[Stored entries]
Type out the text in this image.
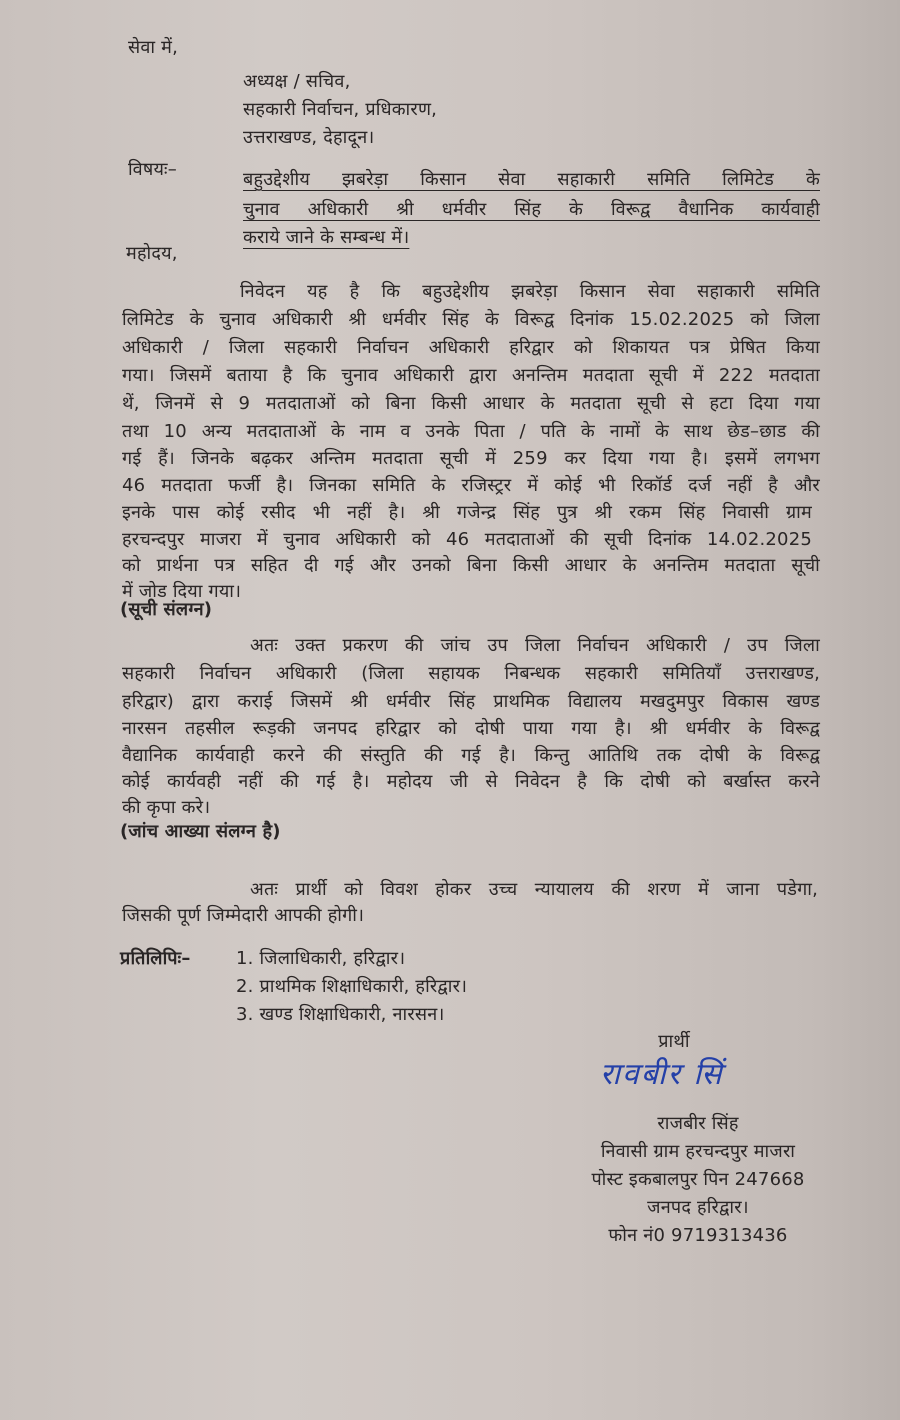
सेवा में,
अध्यक्ष / सचिव,
सहकारी निर्वाचन, प्रधिकारण,
उत्तराखण्ड, देहादून।
विषयः–	बहुउद्देशीय झबरेड़ा किसान सेवा सहाकारी समिति लिमिटेड के
चुनाव अधिकारी श्री धर्मवीर सिंह के विरूद्व वैधानिक कार्यवाही
कराये जाने के सम्बन्ध में।
महोदय,
निवेदन यह है कि बहुउद्देशीय झबरेड़ा किसान सेवा सहाकारी समिति
लिमिटेड के चुनाव अधिकारी श्री धर्मवीर सिंह के विरूद्व दिनांक 15.02.2025 को जिला
अधिकारी / जिला सहकारी निर्वाचन अधिकारी हरिद्वार को शिकायत पत्र प्रेषित किया
गया। जिसमें बताया है कि चुनाव अधिकारी द्वारा अनन्तिम मतदाता सूची में 222 मतदाता
थें, जिनमें से 9 मतदाताओं को बिना किसी आधार के मतदाता सूची से हटा दिया गया
तथा 10 अन्य मतदाताओं के नाम व उनके पिता / पति के नामों के साथ छेड–छाड की
गई हैं। जिनके बढ़कर अन्तिम मतदाता सूची में 259 कर दिया गया है। इसमें लगभग
46 मतदाता फर्जी है। जिनका समिति के रजिस्ट्रर में कोई भी रिकॉर्ड दर्ज नहीं है और
इनके पास कोई रसीद भी नहीं है। श्री गजेन्द्र सिंह पुत्र श्री रकम सिंह निवासी ग्राम
हरचन्दपुर माजरा में चुनाव अधिकारी को 46 मतदाताओं की सूची दिनांक 14.02.2025
को प्रार्थना पत्र सहित दी गई और उनको बिना किसी आधार के अनन्तिम मतदाता सूची
में जोड दिया गया।
(सूची संलग्न)
अतः उक्त प्रकरण की जांच उप जिला निर्वाचन अधिकारी / उप जिला
सहकारी निर्वाचन अधिकारी (जिला सहायक निबन्धक सहकारी समितियाँ उत्तराखण्ड,
हरिद्वार) द्वारा कराई जिसमें श्री धर्मवीर सिंह प्राथमिक विद्यालय मखदुमपुर विकास खण्ड
नारसन तहसील रूड़की जनपद हरिद्वार को दोषी पाया गया है। श्री धर्मवीर के विरूद्व
वैद्यानिक कार्यवाही करने की संस्तुति की गई है। किन्तु आतिथि तक दोषी के विरूद्व
कोई कार्यवही नहीं की गई है। महोदय जी से निवेदन है कि दोषी को बर्खास्त करने
की कृपा करे।
(जांच आख्या संलग्न है)
अतः प्रार्थी को विवश होकर उच्च न्यायालय की शरण में जाना पडेगा,
जिसकी पूर्ण जिम्मेदारी आपकी होगी।
प्रतिलिपिः–	1. जिलाधिकारी, हरिद्वार।
2. प्राथमिक शिक्षाधिकारी, हरिद्वार।
3. खण्ड शिक्षाधिकारी, नारसन।
प्रार्थी
रावबीर सिं
राजबीर सिंह
निवासी ग्राम हरचन्दपुर माजरा
पोस्ट इकबालपुर पिन 247668
जनपद हरिद्वार।
फोन नं0 9719313436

EXERCISE PROMPT:
Set down every entry word for word, but omit the pictures.

WRITTEN ANSWER:
Type out the text in this image.
सेवा में,
अध्यक्ष / सचिव,
सहकारी निर्वाचन, प्रधिकारण,
उत्तराखण्ड, देहादून।
विषयः–	बहुउद्देशीय झबरेड़ा किसान सेवा सहाकारी समिति लिमिटेड के
चुनाव अधिकारी श्री धर्मवीर सिंह के विरूद्व वैधानिक कार्यवाही
कराये जाने के सम्बन्ध में।
महोदय,
निवेदन यह है कि बहुउद्देशीय झबरेड़ा किसान सेवा सहाकारी समिति
लिमिटेड के चुनाव अधिकारी श्री धर्मवीर सिंह के विरूद्व दिनांक 15.02.2025 को जिला
अधिकारी / जिला सहकारी निर्वाचन अधिकारी हरिद्वार को शिकायत पत्र प्रेषित किया
गया। जिसमें बताया है कि चुनाव अधिकारी द्वारा अनन्तिम मतदाता सूची में 222 मतदाता
थें, जिनमें से 9 मतदाताओं को बिना किसी आधार के मतदाता सूची से हटा दिया गया
तथा 10 अन्य मतदाताओं के नाम व उनके पिता / पति के नामों के साथ छेड–छाड की
गई हैं। जिनके बढ़कर अन्तिम मतदाता सूची में 259 कर दिया गया है। इसमें लगभग
46 मतदाता फर्जी है। जिनका समिति के रजिस्ट्रर में कोई भी रिकॉर्ड दर्ज नहीं है और
इनके पास कोई रसीद भी नहीं है। श्री गजेन्द्र सिंह पुत्र श्री रकम सिंह निवासी ग्राम
हरचन्दपुर माजरा में चुनाव अधिकारी को 46 मतदाताओं की सूची दिनांक 14.02.2025
को प्रार्थना पत्र सहित दी गई और उनको बिना किसी आधार के अनन्तिम मतदाता सूची
में जोड दिया गया।
(सूची संलग्न)
अतः उक्त प्रकरण की जांच उप जिला निर्वाचन अधिकारी / उप जिला
सहकारी निर्वाचन अधिकारी (जिला सहायक निबन्धक सहकारी समितियाँ उत्तराखण्ड,
हरिद्वार) द्वारा कराई जिसमें श्री धर्मवीर सिंह प्राथमिक विद्यालय मखदुमपुर विकास खण्ड
नारसन तहसील रूड़की जनपद हरिद्वार को दोषी पाया गया है। श्री धर्मवीर के विरूद्व
वैद्यानिक कार्यवाही करने की संस्तुति की गई है। किन्तु आतिथि तक दोषी के विरूद्व
कोई कार्यवही नहीं की गई है। महोदय जी से निवेदन है कि दोषी को बर्खास्त करने
की कृपा करे।
(जांच आख्या संलग्न है)
अतः प्रार्थी को विवश होकर उच्च न्यायालय की शरण में जाना पडेगा,
जिसकी पूर्ण जिम्मेदारी आपकी होगी।
प्रतिलिपिः–	1. जिलाधिकारी, हरिद्वार।
2. प्राथमिक शिक्षाधिकारी, हरिद्वार।
3. खण्ड शिक्षाधिकारी, नारसन।
प्रार्थी
रावबीर सिं
राजबीर सिंह
निवासी ग्राम हरचन्दपुर माजरा
पोस्ट इकबालपुर पिन 247668
जनपद हरिद्वार।
फोन नं0 9719313436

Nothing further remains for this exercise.